- **Excerpted data**:

········

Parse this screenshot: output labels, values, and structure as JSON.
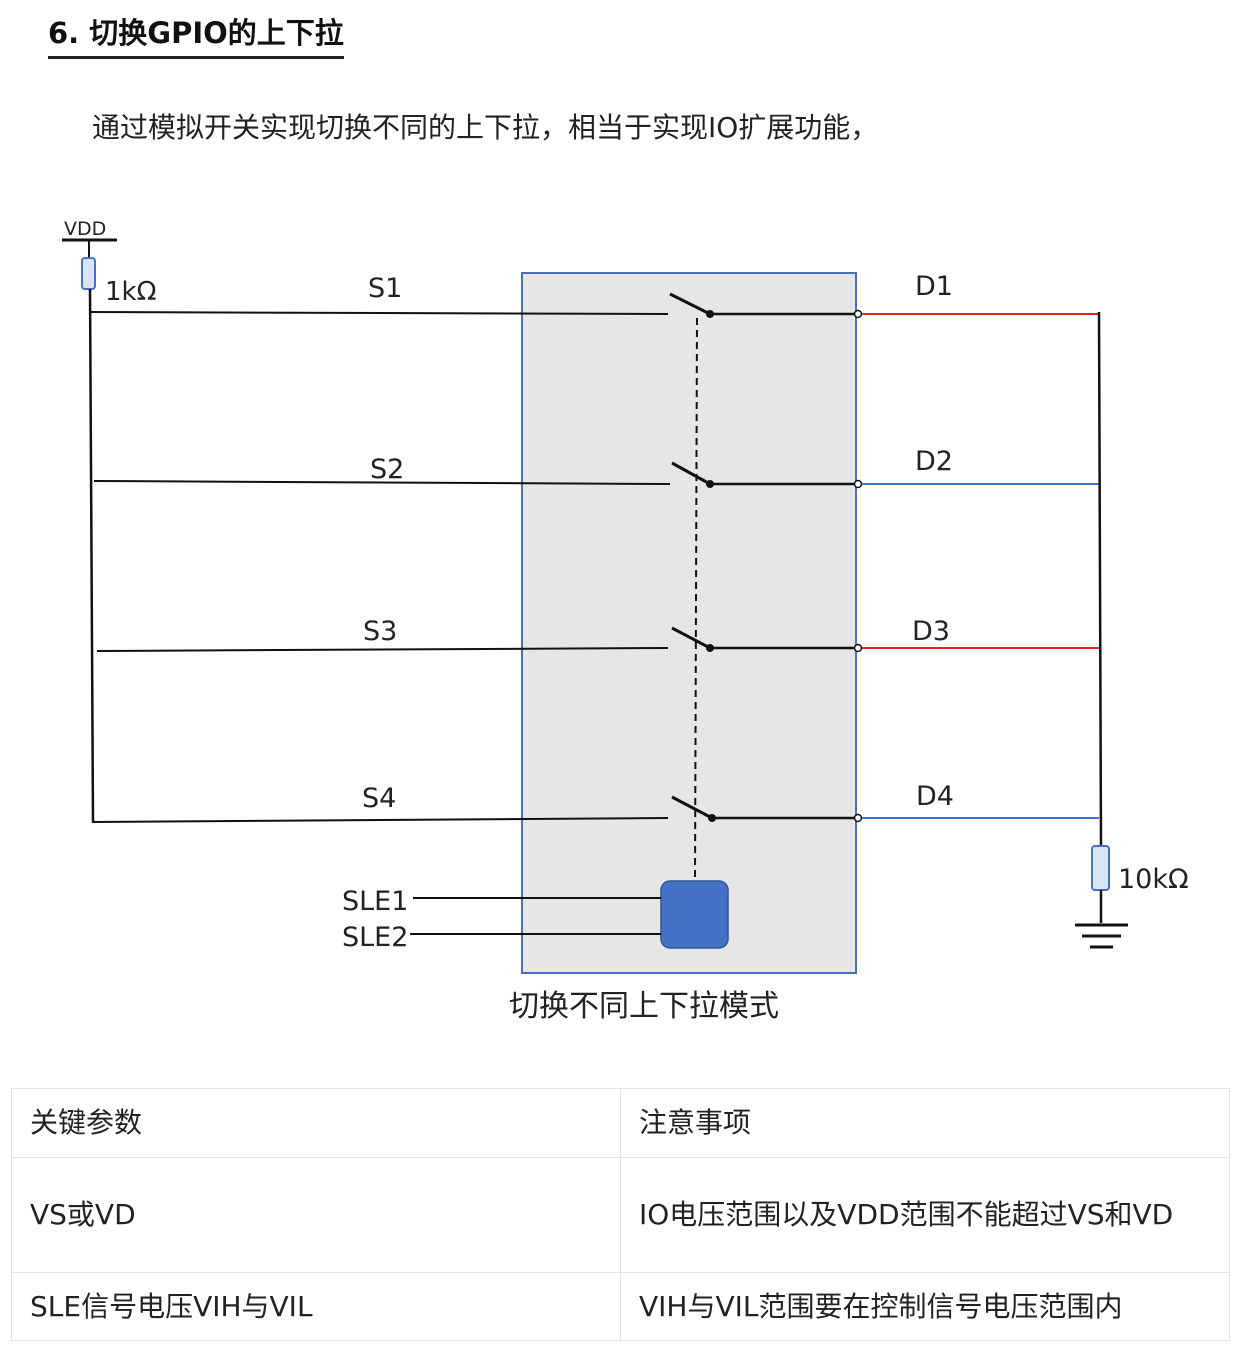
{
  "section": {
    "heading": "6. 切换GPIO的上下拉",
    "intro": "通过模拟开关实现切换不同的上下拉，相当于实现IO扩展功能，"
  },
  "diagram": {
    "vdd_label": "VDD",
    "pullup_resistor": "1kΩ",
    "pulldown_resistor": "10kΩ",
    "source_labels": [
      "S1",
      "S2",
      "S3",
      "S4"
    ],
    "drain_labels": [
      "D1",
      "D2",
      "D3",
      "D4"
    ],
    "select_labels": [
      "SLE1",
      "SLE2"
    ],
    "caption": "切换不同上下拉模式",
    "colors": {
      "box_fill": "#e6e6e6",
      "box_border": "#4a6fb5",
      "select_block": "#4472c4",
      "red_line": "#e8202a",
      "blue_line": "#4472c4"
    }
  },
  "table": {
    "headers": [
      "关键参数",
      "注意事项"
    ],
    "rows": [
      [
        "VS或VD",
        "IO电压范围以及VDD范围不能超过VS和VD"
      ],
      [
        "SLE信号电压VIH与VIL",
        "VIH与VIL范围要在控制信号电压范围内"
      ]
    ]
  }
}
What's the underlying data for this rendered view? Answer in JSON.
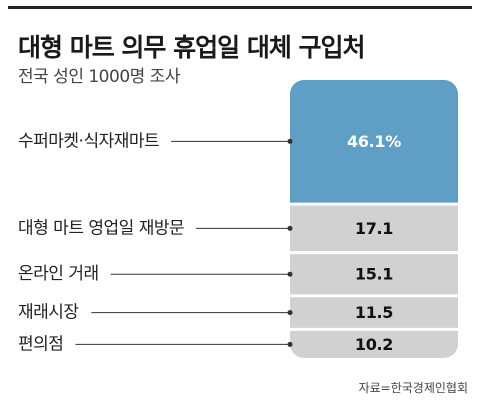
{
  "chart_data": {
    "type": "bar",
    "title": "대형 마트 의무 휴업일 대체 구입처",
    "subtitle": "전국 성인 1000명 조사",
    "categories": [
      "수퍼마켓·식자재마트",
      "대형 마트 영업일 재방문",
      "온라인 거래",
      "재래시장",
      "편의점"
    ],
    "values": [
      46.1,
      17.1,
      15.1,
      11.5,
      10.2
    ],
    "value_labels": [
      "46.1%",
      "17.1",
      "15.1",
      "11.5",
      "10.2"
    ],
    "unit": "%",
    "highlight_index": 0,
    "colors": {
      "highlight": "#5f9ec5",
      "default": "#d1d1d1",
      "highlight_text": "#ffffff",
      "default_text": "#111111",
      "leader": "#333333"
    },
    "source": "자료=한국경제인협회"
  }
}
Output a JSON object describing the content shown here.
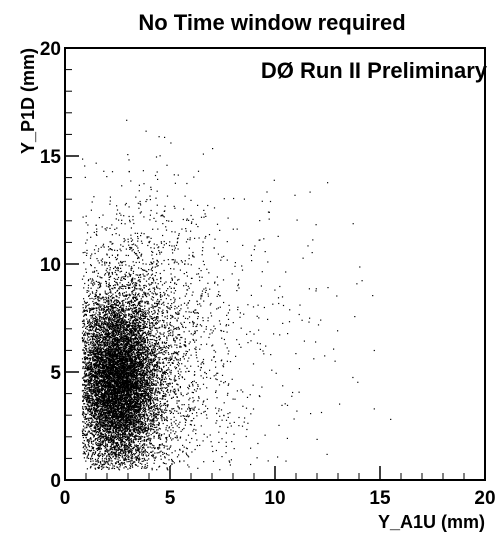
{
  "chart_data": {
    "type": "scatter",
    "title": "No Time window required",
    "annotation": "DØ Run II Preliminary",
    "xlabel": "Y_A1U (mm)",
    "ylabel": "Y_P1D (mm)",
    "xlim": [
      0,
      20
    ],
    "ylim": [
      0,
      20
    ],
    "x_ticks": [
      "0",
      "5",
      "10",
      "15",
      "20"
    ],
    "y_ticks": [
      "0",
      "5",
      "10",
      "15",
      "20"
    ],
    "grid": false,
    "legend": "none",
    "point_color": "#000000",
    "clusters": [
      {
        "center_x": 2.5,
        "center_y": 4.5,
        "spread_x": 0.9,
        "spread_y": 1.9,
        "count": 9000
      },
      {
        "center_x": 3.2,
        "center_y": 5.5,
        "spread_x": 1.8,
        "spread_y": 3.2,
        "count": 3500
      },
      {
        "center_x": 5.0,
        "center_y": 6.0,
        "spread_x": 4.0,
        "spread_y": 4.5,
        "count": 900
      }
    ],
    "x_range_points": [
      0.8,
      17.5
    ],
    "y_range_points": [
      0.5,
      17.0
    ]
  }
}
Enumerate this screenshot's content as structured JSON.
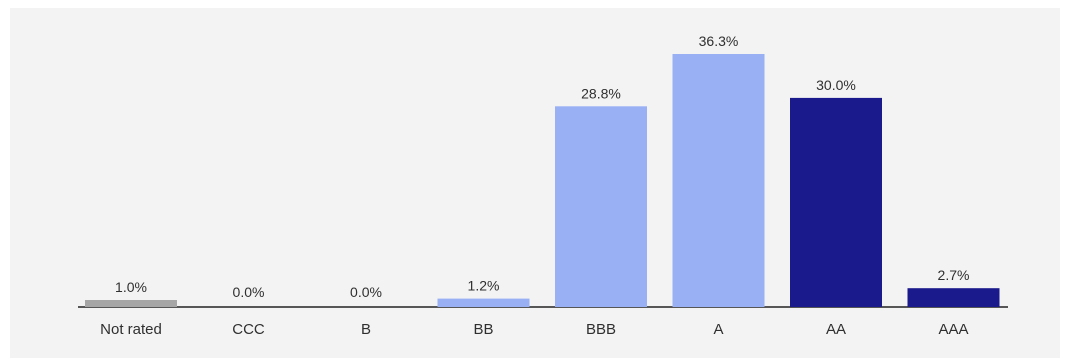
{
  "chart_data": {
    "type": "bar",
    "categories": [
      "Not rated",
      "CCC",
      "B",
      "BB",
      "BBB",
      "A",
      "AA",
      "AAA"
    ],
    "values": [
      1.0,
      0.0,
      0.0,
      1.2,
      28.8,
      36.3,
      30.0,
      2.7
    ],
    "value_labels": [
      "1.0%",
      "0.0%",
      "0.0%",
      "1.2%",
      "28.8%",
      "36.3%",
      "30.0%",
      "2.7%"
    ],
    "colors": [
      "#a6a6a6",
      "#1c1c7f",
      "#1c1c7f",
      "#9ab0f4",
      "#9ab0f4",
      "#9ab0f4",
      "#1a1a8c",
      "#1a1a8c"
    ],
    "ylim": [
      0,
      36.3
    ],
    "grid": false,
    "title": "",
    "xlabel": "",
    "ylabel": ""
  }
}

········

- **Task instructions**: Without including any picture, retype the entries exactly.

- **Complete answer**:
Parse this screenshot: output labels, values, and structure as JSON.
{
  "section": {
    "heading": "6. 切换GPIO的上下拉",
    "intro": "通过模拟开关实现切换不同的上下拉，相当于实现IO扩展功能，"
  },
  "diagram": {
    "vdd_label": "VDD",
    "pullup_resistor": "1kΩ",
    "pulldown_resistor": "10kΩ",
    "source_labels": [
      "S1",
      "S2",
      "S3",
      "S4"
    ],
    "drain_labels": [
      "D1",
      "D2",
      "D3",
      "D4"
    ],
    "select_labels": [
      "SLE1",
      "SLE2"
    ],
    "caption": "切换不同上下拉模式",
    "colors": {
      "box_fill": "#e6e6e6",
      "box_border": "#4a6fb5",
      "select_block": "#4472c4",
      "red_line": "#e8202a",
      "blue_line": "#4472c4"
    }
  },
  "table": {
    "headers": [
      "关键参数",
      "注意事项"
    ],
    "rows": [
      [
        "VS或VD",
        "IO电压范围以及VDD范围不能超过VS和VD"
      ],
      [
        "SLE信号电压VIH与VIL",
        "VIH与VIL范围要在控制信号电压范围内"
      ]
    ]
  }
}
What's the underlying data for this rendered view? Answer in JSON.
{
  "chart_data": {
    "type": "bar",
    "title": "대형 마트 의무 휴업일 대체 구입처",
    "subtitle": "전국 성인 1000명 조사",
    "categories": [
      "수퍼마켓·식자재마트",
      "대형 마트 영업일 재방문",
      "온라인 거래",
      "재래시장",
      "편의점"
    ],
    "values": [
      46.1,
      17.1,
      15.1,
      11.5,
      10.2
    ],
    "value_labels": [
      "46.1%",
      "17.1",
      "15.1",
      "11.5",
      "10.2"
    ],
    "unit": "%",
    "highlight_index": 0,
    "colors": {
      "highlight": "#5f9ec5",
      "default": "#d1d1d1",
      "highlight_text": "#ffffff",
      "default_text": "#111111",
      "leader": "#333333"
    },
    "source": "자료=한국경제인협회"
  }
}
Output a JSON object describing the content shown here.
{
  "chart_data": {
    "type": "scatter",
    "title": "No Time window required",
    "annotation": "DØ Run II Preliminary",
    "xlabel": "Y_A1U (mm)",
    "ylabel": "Y_P1D (mm)",
    "xlim": [
      0,
      20
    ],
    "ylim": [
      0,
      20
    ],
    "x_ticks": [
      "0",
      "5",
      "10",
      "15",
      "20"
    ],
    "y_ticks": [
      "0",
      "5",
      "10",
      "15",
      "20"
    ],
    "grid": false,
    "legend": "none",
    "point_color": "#000000",
    "clusters": [
      {
        "center_x": 2.5,
        "center_y": 4.5,
        "spread_x": 0.9,
        "spread_y": 1.9,
        "count": 9000
      },
      {
        "center_x": 3.2,
        "center_y": 5.5,
        "spread_x": 1.8,
        "spread_y": 3.2,
        "count": 3500
      },
      {
        "center_x": 5.0,
        "center_y": 6.0,
        "spread_x": 4.0,
        "spread_y": 4.5,
        "count": 900
      }
    ],
    "x_range_points": [
      0.8,
      17.5
    ],
    "y_range_points": [
      0.5,
      17.0
    ]
  }
}
Enumerate this screenshot's content as structured JSON.
{
  "chart_data": {
    "type": "bar",
    "categories": [
      "Not rated",
      "CCC",
      "B",
      "BB",
      "BBB",
      "A",
      "AA",
      "AAA"
    ],
    "values": [
      1.0,
      0.0,
      0.0,
      1.2,
      28.8,
      36.3,
      30.0,
      2.7
    ],
    "value_labels": [
      "1.0%",
      "0.0%",
      "0.0%",
      "1.2%",
      "28.8%",
      "36.3%",
      "30.0%",
      "2.7%"
    ],
    "colors": [
      "#a6a6a6",
      "#1c1c7f",
      "#1c1c7f",
      "#9ab0f4",
      "#9ab0f4",
      "#9ab0f4",
      "#1a1a8c",
      "#1a1a8c"
    ],
    "ylim": [
      0,
      36.3
    ],
    "grid": false,
    "title": "",
    "xlabel": "",
    "ylabel": ""
  }
}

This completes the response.